SOURCE EXTRACT
From the results of the first experiment, it was evident that the proposed method realized a higher depth resolution of 16 mm in and reduced the error rates by 62.2% and 69.4%, where the reduction ratio corresponds to the difference between the error of the proposed method and the error of the conventional method divided by the error of the conventional method (Pix4Dmapper and Metashape respectively), at flight altitudes between 10 and 20 m. Moreover, in the second experiment, a depth resolution of 1.6 mm and a reduction in errors of 44.4% and 63.0% were achieved for an altitude of 4.1 m. Moreover, the execution time of the proposed method on a NVIDIA GTX 1080 TI GPU was 88 ms for images with a size of 5472 × 3468 pixels, which is sufficiently fast for real-time measurement and can suggest if a re-measurement is required, which can be done immediately by capturing two more images.

The remainder of this paper is organized as follows. Related work are described in “Related works”, and the proposed method is described in detail in “Experimental evaluation”. In “Discussion”, the effectiveness of the proposed system is verified through two experiments conducted in a real environment. “Methods” discusses the experimental results.

PROVIDED RECORDS
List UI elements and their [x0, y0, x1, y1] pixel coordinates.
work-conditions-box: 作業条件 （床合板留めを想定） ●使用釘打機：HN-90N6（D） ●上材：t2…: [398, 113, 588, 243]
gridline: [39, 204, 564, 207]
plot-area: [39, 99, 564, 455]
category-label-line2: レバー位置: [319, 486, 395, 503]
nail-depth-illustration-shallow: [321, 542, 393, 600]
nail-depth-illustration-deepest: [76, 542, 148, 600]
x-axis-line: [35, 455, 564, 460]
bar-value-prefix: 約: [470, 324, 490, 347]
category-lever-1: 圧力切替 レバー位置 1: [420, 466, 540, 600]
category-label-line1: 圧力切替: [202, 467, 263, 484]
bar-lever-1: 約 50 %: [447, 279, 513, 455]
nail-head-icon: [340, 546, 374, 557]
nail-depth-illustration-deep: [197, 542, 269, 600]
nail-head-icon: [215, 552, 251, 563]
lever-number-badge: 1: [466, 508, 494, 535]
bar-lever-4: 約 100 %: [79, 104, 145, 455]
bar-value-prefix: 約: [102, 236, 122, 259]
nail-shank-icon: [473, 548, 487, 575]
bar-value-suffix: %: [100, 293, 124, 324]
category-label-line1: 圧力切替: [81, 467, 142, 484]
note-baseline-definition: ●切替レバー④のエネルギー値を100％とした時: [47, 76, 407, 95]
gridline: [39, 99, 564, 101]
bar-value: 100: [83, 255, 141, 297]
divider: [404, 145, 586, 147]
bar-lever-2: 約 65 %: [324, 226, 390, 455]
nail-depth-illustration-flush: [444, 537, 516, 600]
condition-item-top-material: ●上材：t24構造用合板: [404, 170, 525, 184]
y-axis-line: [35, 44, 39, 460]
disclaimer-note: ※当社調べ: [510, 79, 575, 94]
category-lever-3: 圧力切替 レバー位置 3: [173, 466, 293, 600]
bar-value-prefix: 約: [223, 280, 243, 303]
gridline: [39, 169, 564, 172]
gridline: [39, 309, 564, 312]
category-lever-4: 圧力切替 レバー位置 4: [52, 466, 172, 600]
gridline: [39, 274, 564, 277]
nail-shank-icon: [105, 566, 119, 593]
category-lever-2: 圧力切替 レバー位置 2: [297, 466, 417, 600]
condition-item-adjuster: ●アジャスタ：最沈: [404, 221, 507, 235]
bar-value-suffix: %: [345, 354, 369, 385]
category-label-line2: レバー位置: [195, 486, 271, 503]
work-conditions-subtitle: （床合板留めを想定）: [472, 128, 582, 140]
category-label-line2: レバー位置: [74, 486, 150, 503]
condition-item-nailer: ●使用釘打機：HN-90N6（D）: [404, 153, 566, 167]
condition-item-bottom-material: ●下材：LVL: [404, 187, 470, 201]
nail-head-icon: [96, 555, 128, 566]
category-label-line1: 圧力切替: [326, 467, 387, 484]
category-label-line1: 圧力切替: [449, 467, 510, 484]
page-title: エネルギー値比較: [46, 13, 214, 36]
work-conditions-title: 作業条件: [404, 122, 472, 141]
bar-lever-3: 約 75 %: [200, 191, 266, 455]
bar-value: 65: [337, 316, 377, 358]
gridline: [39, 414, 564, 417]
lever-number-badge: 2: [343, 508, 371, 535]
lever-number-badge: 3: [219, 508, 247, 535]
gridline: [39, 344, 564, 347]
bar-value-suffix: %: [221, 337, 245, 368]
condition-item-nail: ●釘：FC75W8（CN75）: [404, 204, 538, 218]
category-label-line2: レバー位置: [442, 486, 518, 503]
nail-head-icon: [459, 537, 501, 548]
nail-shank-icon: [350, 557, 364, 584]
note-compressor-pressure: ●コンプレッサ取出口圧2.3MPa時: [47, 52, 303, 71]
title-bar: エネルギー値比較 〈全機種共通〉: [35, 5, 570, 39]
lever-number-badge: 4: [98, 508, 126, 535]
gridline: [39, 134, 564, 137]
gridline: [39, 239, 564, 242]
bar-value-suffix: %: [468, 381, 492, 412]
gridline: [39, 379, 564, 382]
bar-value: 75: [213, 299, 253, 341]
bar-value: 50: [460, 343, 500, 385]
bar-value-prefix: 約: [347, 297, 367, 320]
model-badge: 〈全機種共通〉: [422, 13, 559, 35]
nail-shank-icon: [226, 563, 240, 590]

PROBLEMS AND TASKS
**a.** In the depth-measurement extract, how long did the proposed method take to run on the NVIDIA GTX 1080 TI GPU?
**b.** Transcribe part of the depth-measurement extract word for word, starting at the words "The remainder of" and ending after "the experimental results.".
The lines have no connection to the depth-measurement extract.

OUTPUTS BY TASK
**a.** 88 ms for images of 5472 × 3468 pixels.

**b.**
The remainder of this paper is organized as follows. Related work are described in “Related works”, and the proposed method is described in detail in “Experimental evaluation”. In “Discussion”, the effectiveness of the proposed system is verified through two experiments conducted in a real environment. “Methods” discusses the experimental results.